START Information shown
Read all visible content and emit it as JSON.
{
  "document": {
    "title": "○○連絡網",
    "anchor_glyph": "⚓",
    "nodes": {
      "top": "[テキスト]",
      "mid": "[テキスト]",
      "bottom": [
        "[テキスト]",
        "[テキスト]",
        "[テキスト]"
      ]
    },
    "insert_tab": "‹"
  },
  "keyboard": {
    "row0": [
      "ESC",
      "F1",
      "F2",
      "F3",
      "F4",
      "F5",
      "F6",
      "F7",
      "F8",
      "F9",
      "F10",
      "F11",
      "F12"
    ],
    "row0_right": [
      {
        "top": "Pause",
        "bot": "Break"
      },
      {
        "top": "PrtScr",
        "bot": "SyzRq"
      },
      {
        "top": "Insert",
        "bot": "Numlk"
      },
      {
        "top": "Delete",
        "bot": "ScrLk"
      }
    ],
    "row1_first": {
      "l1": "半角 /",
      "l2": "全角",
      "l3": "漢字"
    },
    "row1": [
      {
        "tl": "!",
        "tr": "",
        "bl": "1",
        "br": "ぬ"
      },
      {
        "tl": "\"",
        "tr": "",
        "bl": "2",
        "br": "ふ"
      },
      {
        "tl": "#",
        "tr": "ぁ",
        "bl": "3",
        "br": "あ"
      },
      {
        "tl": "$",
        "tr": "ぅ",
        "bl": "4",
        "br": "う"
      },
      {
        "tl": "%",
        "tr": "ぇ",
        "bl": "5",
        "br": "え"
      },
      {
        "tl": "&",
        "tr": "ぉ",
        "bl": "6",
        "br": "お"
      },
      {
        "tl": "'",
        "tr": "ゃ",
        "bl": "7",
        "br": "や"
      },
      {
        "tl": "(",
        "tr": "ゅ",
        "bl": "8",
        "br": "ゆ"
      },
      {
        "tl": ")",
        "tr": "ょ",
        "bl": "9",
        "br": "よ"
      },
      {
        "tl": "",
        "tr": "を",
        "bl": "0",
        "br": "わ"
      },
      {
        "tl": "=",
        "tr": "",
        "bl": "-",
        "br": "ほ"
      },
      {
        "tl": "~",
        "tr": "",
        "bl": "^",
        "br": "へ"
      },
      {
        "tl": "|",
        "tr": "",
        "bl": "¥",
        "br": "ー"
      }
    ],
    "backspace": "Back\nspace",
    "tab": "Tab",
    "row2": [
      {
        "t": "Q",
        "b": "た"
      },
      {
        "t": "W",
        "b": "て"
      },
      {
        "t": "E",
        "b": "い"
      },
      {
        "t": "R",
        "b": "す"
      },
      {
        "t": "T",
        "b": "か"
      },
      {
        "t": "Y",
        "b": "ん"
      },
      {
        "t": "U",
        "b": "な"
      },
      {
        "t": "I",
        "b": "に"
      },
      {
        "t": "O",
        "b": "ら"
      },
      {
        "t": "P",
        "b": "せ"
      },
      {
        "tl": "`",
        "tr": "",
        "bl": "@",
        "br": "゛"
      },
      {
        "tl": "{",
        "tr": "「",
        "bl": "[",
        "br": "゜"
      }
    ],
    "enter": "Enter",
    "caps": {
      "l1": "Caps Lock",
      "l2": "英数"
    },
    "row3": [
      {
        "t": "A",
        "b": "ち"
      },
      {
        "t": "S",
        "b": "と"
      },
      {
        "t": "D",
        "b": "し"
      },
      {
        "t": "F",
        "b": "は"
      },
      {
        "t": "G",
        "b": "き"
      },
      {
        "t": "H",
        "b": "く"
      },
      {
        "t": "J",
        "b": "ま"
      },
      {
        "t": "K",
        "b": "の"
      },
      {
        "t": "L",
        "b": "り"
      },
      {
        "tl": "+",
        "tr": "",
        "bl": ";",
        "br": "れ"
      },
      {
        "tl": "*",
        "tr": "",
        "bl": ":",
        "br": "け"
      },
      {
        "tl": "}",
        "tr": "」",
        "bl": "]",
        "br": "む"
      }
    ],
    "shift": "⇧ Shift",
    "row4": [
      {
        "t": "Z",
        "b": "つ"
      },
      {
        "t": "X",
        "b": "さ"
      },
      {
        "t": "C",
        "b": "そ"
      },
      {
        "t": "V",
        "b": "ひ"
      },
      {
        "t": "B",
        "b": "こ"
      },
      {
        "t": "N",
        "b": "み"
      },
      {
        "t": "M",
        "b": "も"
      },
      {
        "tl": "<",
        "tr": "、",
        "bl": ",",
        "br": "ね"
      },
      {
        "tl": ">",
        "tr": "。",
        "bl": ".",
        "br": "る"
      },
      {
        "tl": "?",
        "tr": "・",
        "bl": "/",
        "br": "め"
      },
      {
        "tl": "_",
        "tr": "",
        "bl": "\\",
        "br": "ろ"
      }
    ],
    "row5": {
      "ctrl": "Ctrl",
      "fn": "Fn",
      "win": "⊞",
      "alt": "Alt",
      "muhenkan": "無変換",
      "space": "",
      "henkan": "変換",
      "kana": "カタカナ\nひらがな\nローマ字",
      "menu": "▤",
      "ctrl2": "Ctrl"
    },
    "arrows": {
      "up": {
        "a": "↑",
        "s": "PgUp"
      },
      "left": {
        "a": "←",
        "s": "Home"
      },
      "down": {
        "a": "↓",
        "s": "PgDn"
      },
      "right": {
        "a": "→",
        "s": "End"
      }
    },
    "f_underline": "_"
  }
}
END Information shown
■ What needs to be done: Exactly as they are written, print the entries again.

■ The response:
Read all visible content and emit it as JSON.
{
  "document": {
    "title": "○○連絡網",
    "anchor_glyph": "⚓",
    "nodes": {
      "top": "[テキスト]",
      "mid": "[テキスト]",
      "bottom": [
        "[テキスト]",
        "[テキスト]",
        "[テキスト]"
      ]
    },
    "insert_tab": "‹"
  },
  "keyboard": {
    "row0": [
      "ESC",
      "F1",
      "F2",
      "F3",
      "F4",
      "F5",
      "F6",
      "F7",
      "F8",
      "F9",
      "F10",
      "F11",
      "F12"
    ],
    "row0_right": [
      {
        "top": "Pause",
        "bot": "Break"
      },
      {
        "top": "PrtScr",
        "bot": "SyzRq"
      },
      {
        "top": "Insert",
        "bot": "Numlk"
      },
      {
        "top": "Delete",
        "bot": "ScrLk"
      }
    ],
    "row1_first": {
      "l1": "半角 /",
      "l2": "全角",
      "l3": "漢字"
    },
    "row1": [
      {
        "tl": "!",
        "tr": "",
        "bl": "1",
        "br": "ぬ"
      },
      {
        "tl": "\"",
        "tr": "",
        "bl": "2",
        "br": "ふ"
      },
      {
        "tl": "#",
        "tr": "ぁ",
        "bl": "3",
        "br": "あ"
      },
      {
        "tl": "$",
        "tr": "ぅ",
        "bl": "4",
        "br": "う"
      },
      {
        "tl": "%",
        "tr": "ぇ",
        "bl": "5",
        "br": "え"
      },
      {
        "tl": "&",
        "tr": "ぉ",
        "bl": "6",
        "br": "お"
      },
      {
        "tl": "'",
        "tr": "ゃ",
        "bl": "7",
        "br": "や"
      },
      {
        "tl": "(",
        "tr": "ゅ",
        "bl": "8",
        "br": "ゆ"
      },
      {
        "tl": ")",
        "tr": "ょ",
        "bl": "9",
        "br": "よ"
      },
      {
        "tl": "",
        "tr": "を",
        "bl": "0",
        "br": "わ"
      },
      {
        "tl": "=",
        "tr": "",
        "bl": "-",
        "br": "ほ"
      },
      {
        "tl": "~",
        "tr": "",
        "bl": "^",
        "br": "へ"
      },
      {
        "tl": "|",
        "tr": "",
        "bl": "¥",
        "br": "ー"
      }
    ],
    "backspace": "Back\nspace",
    "tab": "Tab",
    "row2": [
      {
        "t": "Q",
        "b": "た"
      },
      {
        "t": "W",
        "b": "て"
      },
      {
        "t": "E",
        "b": "い"
      },
      {
        "t": "R",
        "b": "す"
      },
      {
        "t": "T",
        "b": "か"
      },
      {
        "t": "Y",
        "b": "ん"
      },
      {
        "t": "U",
        "b": "な"
      },
      {
        "t": "I",
        "b": "に"
      },
      {
        "t": "O",
        "b": "ら"
      },
      {
        "t": "P",
        "b": "せ"
      },
      {
        "tl": "`",
        "tr": "",
        "bl": "@",
        "br": "゛"
      },
      {
        "tl": "{",
        "tr": "「",
        "bl": "[",
        "br": "゜"
      }
    ],
    "enter": "Enter",
    "caps": {
      "l1": "Caps Lock",
      "l2": "英数"
    },
    "row3": [
      {
        "t": "A",
        "b": "ち"
      },
      {
        "t": "S",
        "b": "と"
      },
      {
        "t": "D",
        "b": "し"
      },
      {
        "t": "F",
        "b": "は"
      },
      {
        "t": "G",
        "b": "き"
      },
      {
        "t": "H",
        "b": "く"
      },
      {
        "t": "J",
        "b": "ま"
      },
      {
        "t": "K",
        "b": "の"
      },
      {
        "t": "L",
        "b": "り"
      },
      {
        "tl": "+",
        "tr": "",
        "bl": ";",
        "br": "れ"
      },
      {
        "tl": "*",
        "tr": "",
        "bl": ":",
        "br": "け"
      },
      {
        "tl": "}",
        "tr": "」",
        "bl": "]",
        "br": "む"
      }
    ],
    "shift": "⇧ Shift",
    "row4": [
      {
        "t": "Z",
        "b": "つ"
      },
      {
        "t": "X",
        "b": "さ"
      },
      {
        "t": "C",
        "b": "そ"
      },
      {
        "t": "V",
        "b": "ひ"
      },
      {
        "t": "B",
        "b": "こ"
      },
      {
        "t": "N",
        "b": "み"
      },
      {
        "t": "M",
        "b": "も"
      },
      {
        "tl": "<",
        "tr": "、",
        "bl": ",",
        "br": "ね"
      },
      {
        "tl": ">",
        "tr": "。",
        "bl": ".",
        "br": "る"
      },
      {
        "tl": "?",
        "tr": "・",
        "bl": "/",
        "br": "め"
      },
      {
        "tl": "_",
        "tr": "",
        "bl": "\\",
        "br": "ろ"
      }
    ],
    "row5": {
      "ctrl": "Ctrl",
      "fn": "Fn",
      "win": "⊞",
      "alt": "Alt",
      "muhenkan": "無変換",
      "space": "",
      "henkan": "変換",
      "kana": "カタカナ\nひらがな\nローマ字",
      "menu": "▤",
      "ctrl2": "Ctrl"
    },
    "arrows": {
      "up": {
        "a": "↑",
        "s": "PgUp"
      },
      "left": {
        "a": "←",
        "s": "Home"
      },
      "down": {
        "a": "↓",
        "s": "PgDn"
      },
      "right": {
        "a": "→",
        "s": "End"
      }
    },
    "f_underline": "_"
  }
}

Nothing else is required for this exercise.